Directive:
Repeat every line of the data exactly, but not the pictures.

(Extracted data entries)
==========

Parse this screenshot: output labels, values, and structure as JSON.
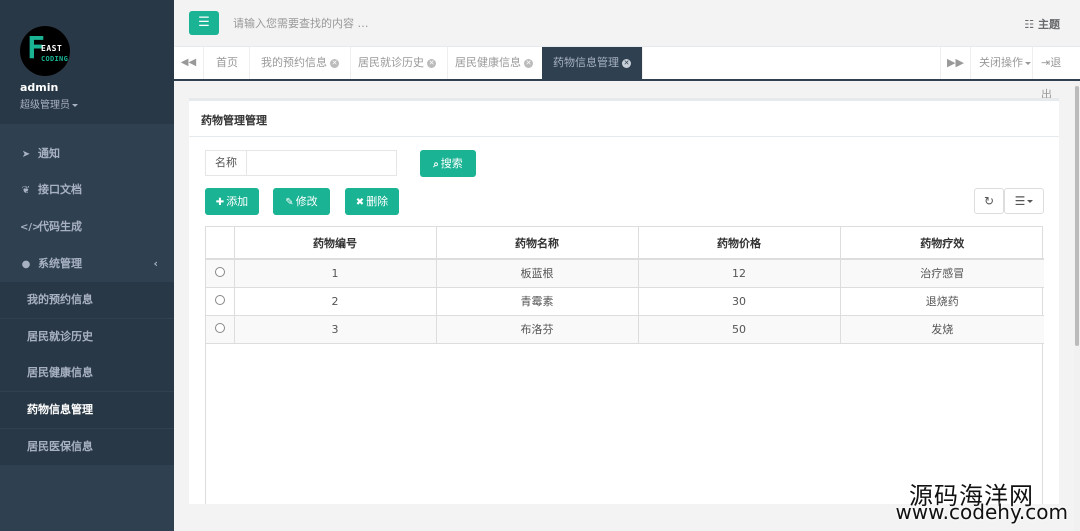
{
  "sidebar": {
    "logo_letter": "F",
    "logo_word1": "EAST",
    "logo_word2": "CODING",
    "user_name": "admin",
    "user_role": "超级管理员",
    "items": [
      {
        "label": "通知",
        "icon": "paper-plane-icon"
      },
      {
        "label": "接口文档",
        "icon": "leaf-icon"
      },
      {
        "label": "代码生成",
        "icon": "code-icon"
      },
      {
        "label": "系统管理",
        "icon": "user-icon"
      }
    ],
    "subitems": [
      {
        "label": "我的预约信息"
      },
      {
        "label": "居民就诊历史"
      },
      {
        "label": "居民健康信息"
      },
      {
        "label": "药物信息管理",
        "active": true
      },
      {
        "label": "居民医保信息"
      }
    ]
  },
  "topbar": {
    "search_placeholder": "请输入您需要查找的内容 …",
    "theme_label": "主题"
  },
  "tabs": [
    {
      "label": "首页"
    },
    {
      "label": "我的预约信息"
    },
    {
      "label": "居民就诊历史"
    },
    {
      "label": "居民健康信息"
    },
    {
      "label": "药物信息管理",
      "active": true
    }
  ],
  "tab_actions": {
    "close_ops": "关闭操作",
    "logout": "退出"
  },
  "panel": {
    "title": "药物管理管理",
    "search_label": "名称",
    "search_value": "",
    "search_button": "搜索",
    "add_button": "添加",
    "edit_button": "修改",
    "delete_button": "删除"
  },
  "table": {
    "columns": [
      "药物编号",
      "药物名称",
      "药物价格",
      "药物疗效"
    ],
    "rows": [
      [
        "1",
        "板蓝根",
        "12",
        "治疗感冒"
      ],
      [
        "2",
        "青霉素",
        "30",
        "退烧药"
      ],
      [
        "3",
        "布洛芬",
        "50",
        "发烧"
      ]
    ]
  },
  "watermark": {
    "line1": "源码海洋网",
    "line2": "www.codehy.com"
  },
  "colors": {
    "accent": "#1ab394",
    "sidebar_bg": "#2f4050",
    "sidebar_dark": "#293846"
  }
}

==========

Solved problem:
Parse this screenshot: output labels, values, and structure as JSON.
{
  "sidebar": {
    "logo_letter": "F",
    "logo_word1": "EAST",
    "logo_word2": "CODING",
    "user_name": "admin",
    "user_role": "超级管理员",
    "items": [
      {
        "label": "通知",
        "icon": "paper-plane-icon"
      },
      {
        "label": "接口文档",
        "icon": "leaf-icon"
      },
      {
        "label": "代码生成",
        "icon": "code-icon"
      },
      {
        "label": "系统管理",
        "icon": "user-icon"
      }
    ],
    "subitems": [
      {
        "label": "我的预约信息"
      },
      {
        "label": "居民就诊历史"
      },
      {
        "label": "居民健康信息"
      },
      {
        "label": "药物信息管理",
        "active": true
      },
      {
        "label": "居民医保信息"
      }
    ]
  },
  "topbar": {
    "search_placeholder": "请输入您需要查找的内容 …",
    "theme_label": "主题"
  },
  "tabs": [
    {
      "label": "首页"
    },
    {
      "label": "我的预约信息"
    },
    {
      "label": "居民就诊历史"
    },
    {
      "label": "居民健康信息"
    },
    {
      "label": "药物信息管理",
      "active": true
    }
  ],
  "tab_actions": {
    "close_ops": "关闭操作",
    "logout": "退出"
  },
  "panel": {
    "title": "药物管理管理",
    "search_label": "名称",
    "search_value": "",
    "search_button": "搜索",
    "add_button": "添加",
    "edit_button": "修改",
    "delete_button": "删除"
  },
  "table": {
    "columns": [
      "药物编号",
      "药物名称",
      "药物价格",
      "药物疗效"
    ],
    "rows": [
      [
        "1",
        "板蓝根",
        "12",
        "治疗感冒"
      ],
      [
        "2",
        "青霉素",
        "30",
        "退烧药"
      ],
      [
        "3",
        "布洛芬",
        "50",
        "发烧"
      ]
    ]
  },
  "watermark": {
    "line1": "源码海洋网",
    "line2": "www.codehy.com"
  },
  "colors": {
    "accent": "#1ab394",
    "sidebar_bg": "#2f4050",
    "sidebar_dark": "#293846"
  }
}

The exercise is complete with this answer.